### Available data
● ● ● ● ● ● ●

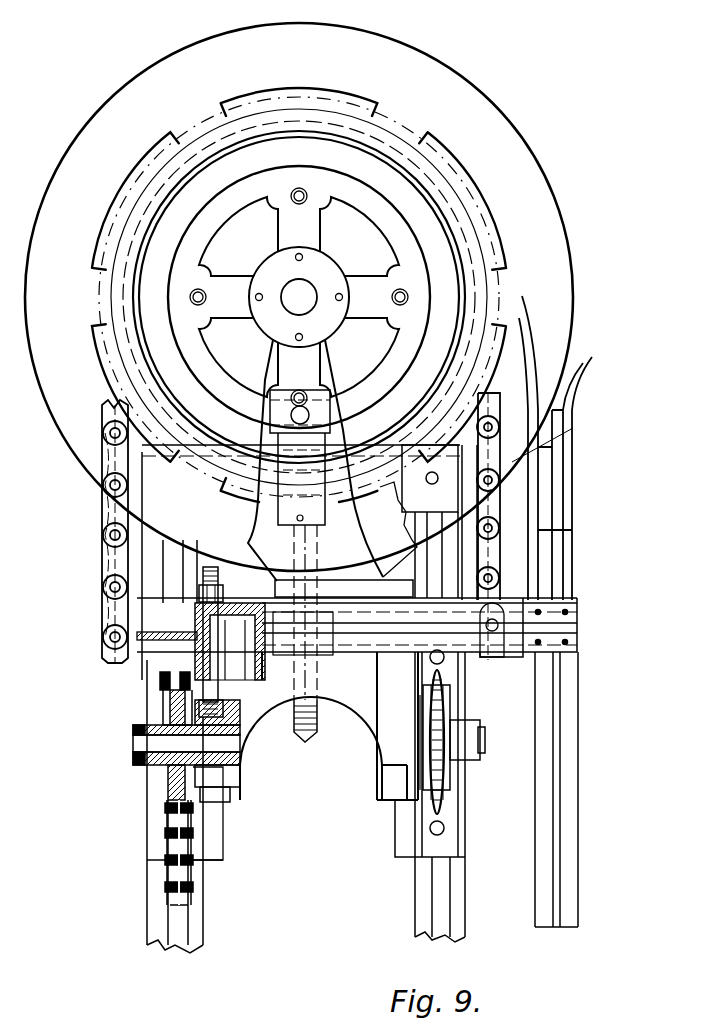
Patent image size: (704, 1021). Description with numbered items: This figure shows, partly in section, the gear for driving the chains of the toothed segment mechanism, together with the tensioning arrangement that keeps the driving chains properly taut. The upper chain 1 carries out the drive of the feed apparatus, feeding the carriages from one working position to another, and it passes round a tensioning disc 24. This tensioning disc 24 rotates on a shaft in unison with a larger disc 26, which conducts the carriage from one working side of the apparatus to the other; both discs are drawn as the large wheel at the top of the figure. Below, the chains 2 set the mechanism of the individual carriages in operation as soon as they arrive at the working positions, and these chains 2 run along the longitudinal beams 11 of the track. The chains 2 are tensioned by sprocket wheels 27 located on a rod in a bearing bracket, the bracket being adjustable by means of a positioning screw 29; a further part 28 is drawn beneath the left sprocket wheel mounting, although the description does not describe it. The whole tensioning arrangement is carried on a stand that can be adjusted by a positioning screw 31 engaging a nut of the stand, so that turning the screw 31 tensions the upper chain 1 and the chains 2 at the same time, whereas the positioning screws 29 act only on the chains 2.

The chain 1 is at (113, 612).
The chains 2 is at (165, 885).
The longitudinal beams 11 is at (456, 910).
The tensioning disc 24 is at (390, 238).
The disc 26 is at (437, 85).
The sprocket wheels 27 is at (175, 710).
The block 28 is at (228, 778).
The positioning screw 29 is at (213, 675).
The positioning screw 31 is at (316, 736).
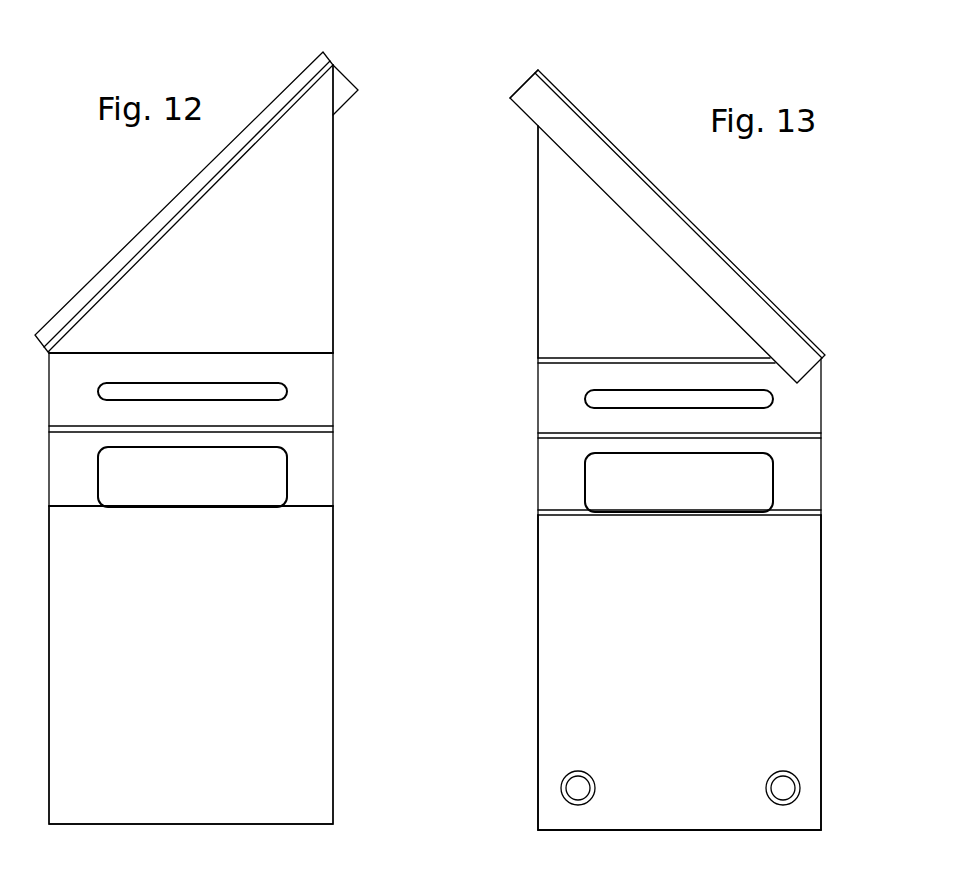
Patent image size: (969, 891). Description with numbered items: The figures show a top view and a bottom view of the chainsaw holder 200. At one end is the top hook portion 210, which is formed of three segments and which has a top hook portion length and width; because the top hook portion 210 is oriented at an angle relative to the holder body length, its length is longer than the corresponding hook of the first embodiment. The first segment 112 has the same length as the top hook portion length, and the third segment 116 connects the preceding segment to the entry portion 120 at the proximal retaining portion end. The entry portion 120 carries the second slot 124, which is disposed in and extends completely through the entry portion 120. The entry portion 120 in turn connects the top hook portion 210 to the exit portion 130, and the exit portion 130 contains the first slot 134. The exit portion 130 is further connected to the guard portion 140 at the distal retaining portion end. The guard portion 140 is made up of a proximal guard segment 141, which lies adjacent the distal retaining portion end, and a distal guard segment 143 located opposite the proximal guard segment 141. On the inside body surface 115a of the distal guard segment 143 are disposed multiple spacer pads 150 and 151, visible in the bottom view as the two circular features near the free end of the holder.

In FIG. 12, the chainsaw holder 200 is at (117, 227).
In FIG. 13, the chainsaw holder 200 is at (713, 222).
In FIG. 12, the top hook portion 210 is at (415, 72).
In FIG. 13, the top hook portion 210 is at (522, 86).
In FIG. 12, the first segment 112 is at (355, 99).
In FIG. 13, the first segment 112 is at (513, 100).
In FIG. 12, the third segment 116 is at (293, 237).
In FIG. 13, the third segment 116 is at (565, 225).
In FIG. 12, the entry portion 120 is at (322, 372).
In FIG. 13, the entry portion 120 is at (553, 373).
In FIG. 12, the second slot 124 is at (247, 393).
In FIG. 13, the second slot 124 is at (603, 398).
In FIG. 12, the exit portion 130 is at (315, 458).
In FIG. 13, the exit portion 130 is at (547, 460).
In FIG. 12, the first slot 134 is at (263, 488).
In FIG. 13, the first slot 134 is at (613, 482).
In FIG. 12, the guard portion 140 is at (312, 691).
In FIG. 13, the guard portion 140 is at (577, 667).
In FIG. 13, the proximal guard segment 141 is at (578, 572).
In FIG. 13, the distal guard segment 143 is at (553, 778).
In FIG. 13, the spacer pad 150 is at (773, 770).
In FIG. 13, the spacer pad 151 is at (585, 772).
In FIG. 13, the side edge 115a is at (788, 608).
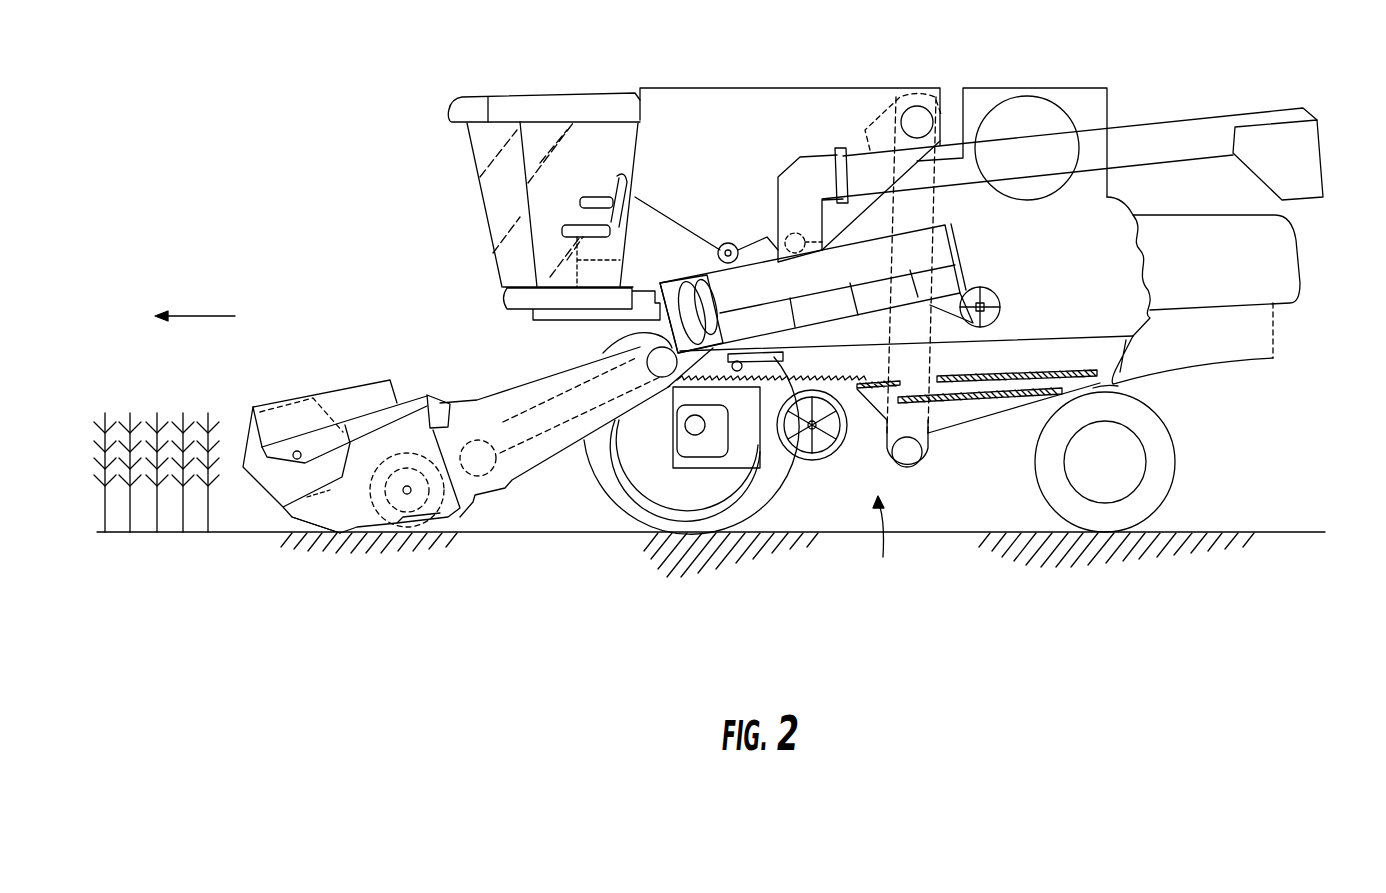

● ● ● ● ● ● ●

### Exercise
Rewrite all of the data above with "Patent image size" changed to "Drawing dimensions" everywhere it appears, and keep everything else the same. Leave out the pictures.

### Answer for this exercise
Drawing dimensions: (704, 1021). Description with numbered items: This figure shows, partly in section, the gear for driving the chains of the toothed segment mechanism, together with the tensioning arrangement that keeps the driving chains properly taut. The upper chain 1 carries out the drive of the feed apparatus, feeding the carriages from one working position to another, and it passes round a tensioning disc 24. This tensioning disc 24 rotates on a shaft in unison with a larger disc 26, which conducts the carriage from one working side of the apparatus to the other; both discs are drawn as the large wheel at the top of the figure. Below, the chains 2 set the mechanism of the individual carriages in operation as soon as they arrive at the working positions, and these chains 2 run along the longitudinal beams 11 of the track. The chains 2 are tensioned by sprocket wheels 27 located on a rod in a bearing bracket, the bracket being adjustable by means of a positioning screw 29; a further part 28 is drawn beneath the left sprocket wheel mounting, although the description does not describe it. The whole tensioning arrangement is carried on a stand that can be adjusted by a positioning screw 31 engaging a nut of the stand, so that turning the screw 31 tensions the upper chain 1 and the chains 2 at the same time, whereas the positioning screws 29 act only on the chains 2.

The chain 1 is at (113, 612).
The chains 2 is at (165, 885).
The longitudinal beams 11 is at (456, 910).
The tensioning disc 24 is at (390, 238).
The disc 26 is at (437, 85).
The sprocket wheels 27 is at (175, 710).
The block 28 is at (228, 778).
The positioning screw 29 is at (213, 675).
The positioning screw 31 is at (316, 736).
Drawing dimensions: (969, 891). Description with numbered items: The figures show a top view and a bottom view of the chainsaw holder 200. At one end is the top hook portion 210, which is formed of three segments and which has a top hook portion length and width; because the top hook portion 210 is oriented at an angle relative to the holder body length, its length is longer than the corresponding hook of the first embodiment. The first segment 112 has the same length as the top hook portion length, and the third segment 116 connects the preceding segment to the entry portion 120 at the proximal retaining portion end. The entry portion 120 carries the second slot 124, which is disposed in and extends completely through the entry portion 120. The entry portion 120 in turn connects the top hook portion 210 to the exit portion 130, and the exit portion 130 contains the first slot 134. The exit portion 130 is further connected to the guard portion 140 at the distal retaining portion end. The guard portion 140 is made up of a proximal guard segment 141, which lies adjacent the distal retaining portion end, and a distal guard segment 143 located opposite the proximal guard segment 141. On the inside body surface 115a of the distal guard segment 143 are disposed multiple spacer pads 150 and 151, visible in the bottom view as the two circular features near the free end of the holder.

In FIG. 12, the chainsaw holder 200 is at (117, 227).
In FIG. 13, the chainsaw holder 200 is at (713, 222).
In FIG. 12, the top hook portion 210 is at (415, 72).
In FIG. 13, the top hook portion 210 is at (522, 86).
In FIG. 12, the first segment 112 is at (355, 99).
In FIG. 13, the first segment 112 is at (513, 100).
In FIG. 12, the third segment 116 is at (293, 237).
In FIG. 13, the third segment 116 is at (565, 225).
In FIG. 12, the entry portion 120 is at (322, 372).
In FIG. 13, the entry portion 120 is at (553, 373).
In FIG. 12, the second slot 124 is at (247, 393).
In FIG. 13, the second slot 124 is at (603, 398).
In FIG. 12, the exit portion 130 is at (315, 458).
In FIG. 13, the exit portion 130 is at (547, 460).
In FIG. 12, the first slot 134 is at (263, 488).
In FIG. 13, the first slot 134 is at (613, 482).
In FIG. 12, the guard portion 140 is at (312, 691).
In FIG. 13, the guard portion 140 is at (577, 667).
In FIG. 13, the proximal guard segment 141 is at (578, 572).
In FIG. 13, the distal guard segment 143 is at (553, 778).
In FIG. 13, the spacer pad 150 is at (773, 770).
In FIG. 13, the spacer pad 151 is at (585, 772).
In FIG. 13, the side edge 115a is at (788, 608).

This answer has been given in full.